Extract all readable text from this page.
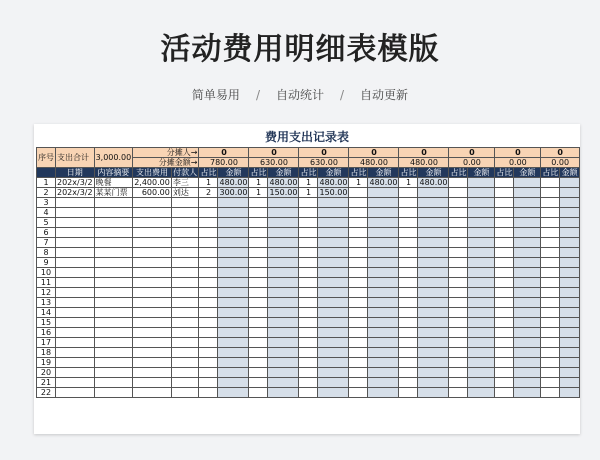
活动费用明细表模版
简单易用 / 自动统计 / 自动更新
费用支出记录表
序号	支出合计	3,000.00	分摊人→		0		0		0		0		0		0		0		0	
			分摊金额→		780.00		630.00		630.00		480.00		480.00		0.00		0.00		0.00	
	日期	内容摘要	支出费用	付款人	占比	金额	占比	金额	占比	金额	占比	金额	占比	金额	占比	金额	占比	金额	占比	金额
1	202x/3/2	晚餐	2,400.00	李三	1	480.00	1	480.00	1	480.00	1	480.00	1	480.00						
2	202x/3/2	某某门票	600.00	刘达	2	300.00	1	150.00	1	150.00										
3																				
4																				
5																				
6																				
7																				
8																				
9																				
10																				
11																				
12																				
13																				
14																				
15																				
16																				
17																				
18																				
19																				
20																				
21																				
22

—————

Exercise objective
Copy the material above exactly and drop the pictures.

Response to this task
Extract all readable text from this page.
活动费用明细表模版
简单易用 / 自动统计 / 自动更新
费用支出记录表
序号	支出合计	3,000.00	分摊人→		0		0		0		0		0		0		0		0	
			分摊金额→		780.00		630.00		630.00		480.00		480.00		0.00		0.00		0.00	
	日期	内容摘要	支出费用	付款人	占比	金额	占比	金额	占比	金额	占比	金额	占比	金额	占比	金额	占比	金额	占比	金额
1	202x/3/2	晚餐	2,400.00	李三	1	480.00	1	480.00	1	480.00	1	480.00	1	480.00						
2	202x/3/2	某某门票	600.00	刘达	2	300.00	1	150.00	1	150.00										
3																				
4																				
5																				
6																				
7																				
8																				
9																				
10																				
11																				
12																				
13																				
14																				
15																				
16																				
17																				
18																				
19																				
20																				
21																				
22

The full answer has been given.